# [Task instructions]
Identify each line containing the word "разбухаетъ" and copy it.

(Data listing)
((

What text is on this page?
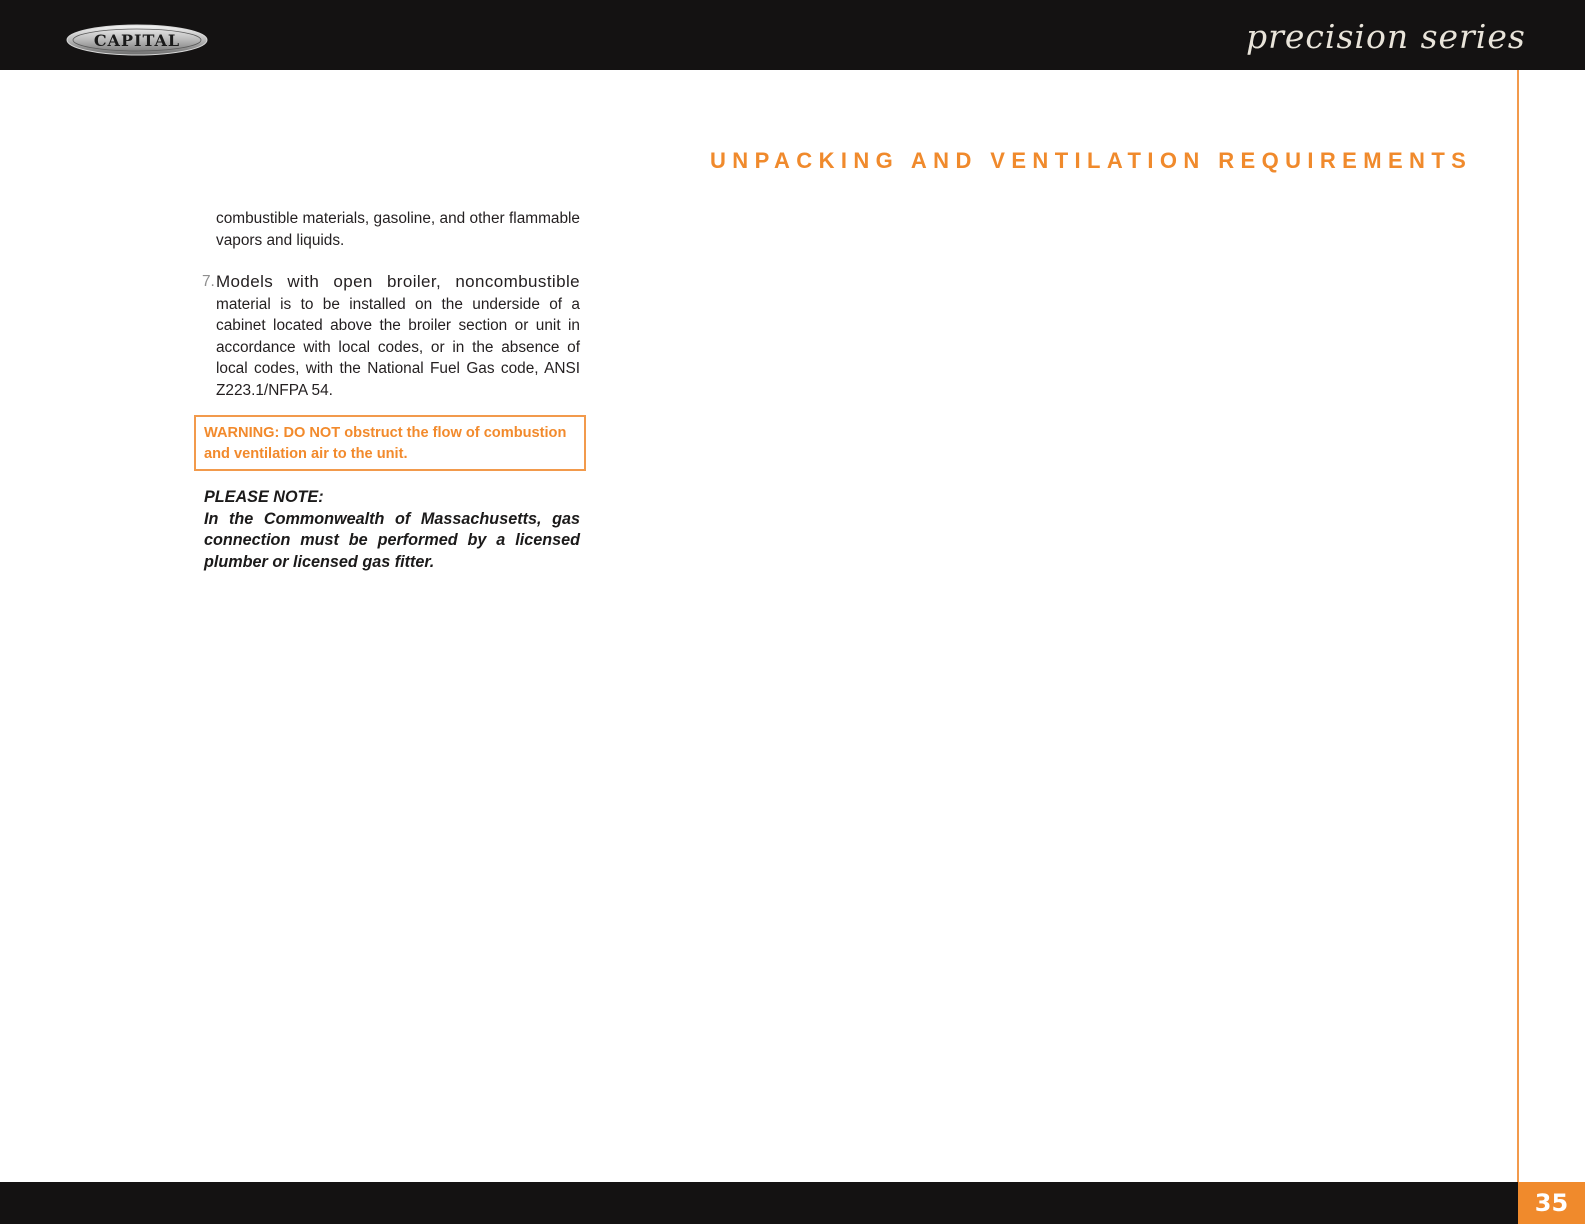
CAPITAL	precision series
UNPACKING AND VENTILATION REQUIREMENTS
combustible materials, gasoline, and other flammable vapors and liquids.
7. Models with open broiler, noncombustible material is to be installed on the underside of a cabinet located above the broiler section or unit in accordance with local codes, or in the absence of local codes, with the National Fuel Gas code, ANSI Z223.1/NFPA 54.
WARNING: DO NOT obstruct the flow of combustion and ventilation air to the unit.
PLEASE NOTE:
In the Commonwealth of Massachusetts, gas connection must be performed by a licensed plumber or licensed gas fitter.
35
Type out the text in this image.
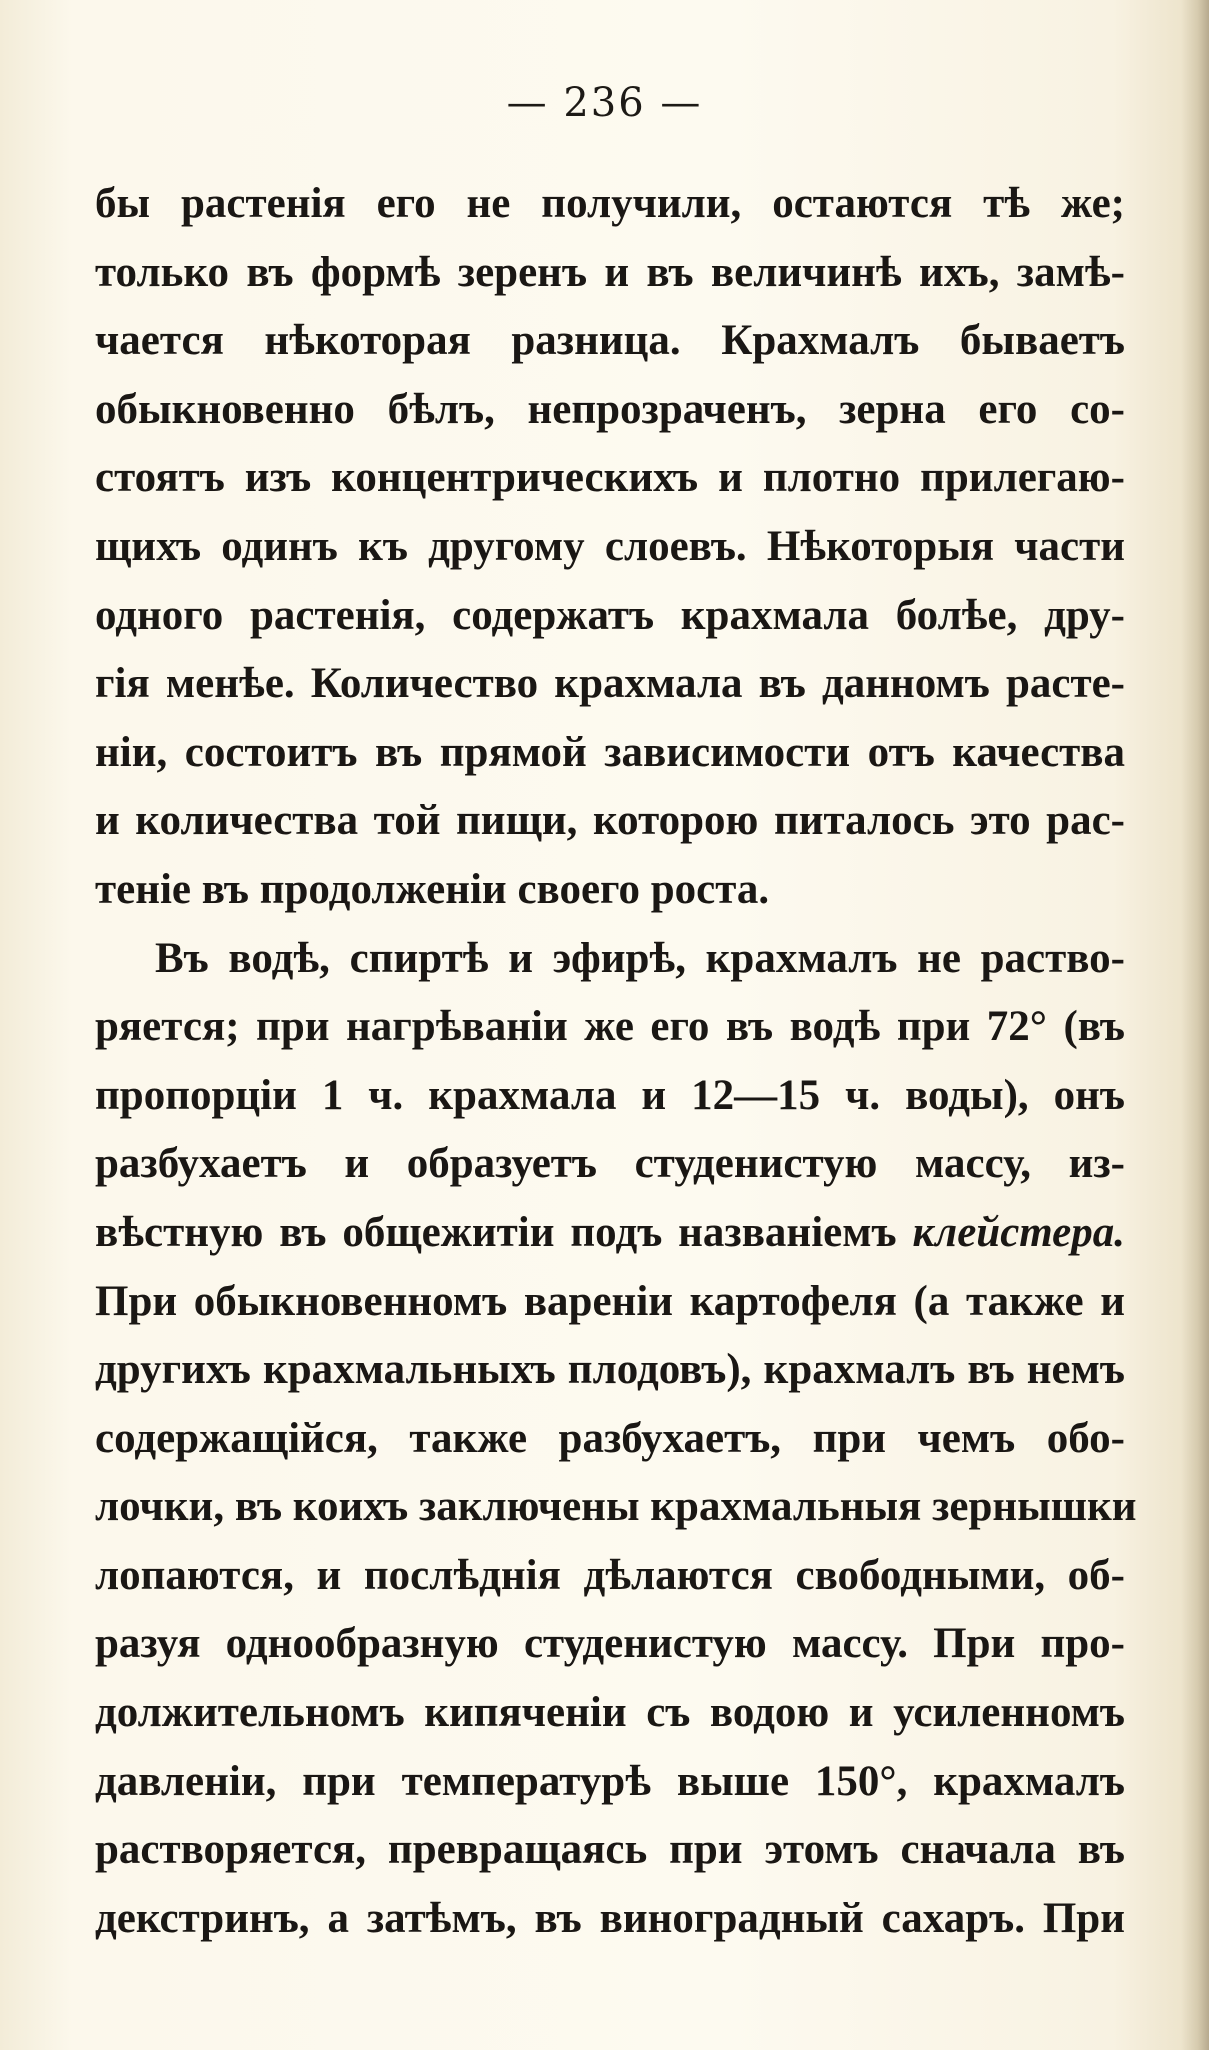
— 236 —
бы растенія его не получили, остаются тѣ же;
только въ формѣ зеренъ и въ величинѣ ихъ, замѣ-
чается нѣкоторая разница. Крахмалъ бываетъ
обыкновенно бѣлъ, непрозраченъ, зерна его со-
стоятъ изъ концентрическихъ и плотно прилегаю-
щихъ одинъ къ другому слоевъ. Нѣкоторыя части
одного растенія, содержатъ крахмала болѣе, дру-
гія менѣе. Количество крахмала въ данномъ расте-
ніи, состоитъ въ прямой зависимости отъ качества
и количества той пищи, которою питалось это рас-
теніе въ продолженіи своего роста.
Въ водѣ, спиртѣ и эфирѣ, крахмалъ не раство-
ряется; при нагрѣваніи же его въ водѣ при 72° (въ
пропорціи 1 ч. крахмала и 12—15 ч. воды), онъ
разбухаетъ и образуетъ студенистую массу, из-
вѣстную въ общежитіи подъ названіемъ клейстера.
При обыкновенномъ вареніи картофеля (а также и
другихъ крахмальныхъ плодовъ), крахмалъ въ немъ
содержащійся, также разбухаетъ, при чемъ обо-
лочки, въ коихъ заключены крахмальныя зернышки
лопаются, и послѣднія дѣлаются свободными, об-
разуя однообразную студенистую массу. При про-
должительномъ кипяченіи съ водою и усиленномъ
давленіи, при температурѣ выше 150°, крахмалъ
растворяется, превращаясь при этомъ сначала въ
декстринъ, а затѣмъ, въ виноградный сахаръ. При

))

# [Answer below]
разбухаетъ и образуетъ студенистую массу, из-
содержащійся, также разбухаетъ, при чемъ обо-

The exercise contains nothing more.